## WORK TO BE COMPLETED
Restate all of the data exactly.

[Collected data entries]
▼
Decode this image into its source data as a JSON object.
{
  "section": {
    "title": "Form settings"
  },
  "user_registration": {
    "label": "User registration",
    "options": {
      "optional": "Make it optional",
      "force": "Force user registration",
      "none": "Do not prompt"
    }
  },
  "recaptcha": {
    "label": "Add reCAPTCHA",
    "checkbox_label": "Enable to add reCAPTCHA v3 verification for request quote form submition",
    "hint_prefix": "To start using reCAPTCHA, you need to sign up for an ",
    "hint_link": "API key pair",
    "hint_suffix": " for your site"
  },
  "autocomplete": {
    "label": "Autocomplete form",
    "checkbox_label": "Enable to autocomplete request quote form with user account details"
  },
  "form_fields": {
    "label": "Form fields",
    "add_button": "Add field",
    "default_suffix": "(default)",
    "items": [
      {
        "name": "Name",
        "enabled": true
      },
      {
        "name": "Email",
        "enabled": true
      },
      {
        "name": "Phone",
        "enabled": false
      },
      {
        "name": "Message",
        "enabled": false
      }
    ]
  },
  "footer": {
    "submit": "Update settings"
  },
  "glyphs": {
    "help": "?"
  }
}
▲
## CORRECT OUTPUT
Decode this image into its source data as a JSON object.
{
  "section": {
    "title": "Form settings"
  },
  "user_registration": {
    "label": "User registration",
    "options": {
      "optional": "Make it optional",
      "force": "Force user registration",
      "none": "Do not prompt"
    }
  },
  "recaptcha": {
    "label": "Add reCAPTCHA",
    "checkbox_label": "Enable to add reCAPTCHA v3 verification for request quote form submition",
    "hint_prefix": "To start using reCAPTCHA, you need to sign up for an ",
    "hint_link": "API key pair",
    "hint_suffix": " for your site"
  },
  "autocomplete": {
    "label": "Autocomplete form",
    "checkbox_label": "Enable to autocomplete request quote form with user account details"
  },
  "form_fields": {
    "label": "Form fields",
    "add_button": "Add field",
    "default_suffix": "(default)",
    "items": [
      {
        "name": "Name",
        "enabled": true
      },
      {
        "name": "Email",
        "enabled": true
      },
      {
        "name": "Phone",
        "enabled": false
      },
      {
        "name": "Message",
        "enabled": false
      }
    ]
  },
  "footer": {
    "submit": "Update settings"
  },
  "glyphs": {
    "help": "?"
  }
}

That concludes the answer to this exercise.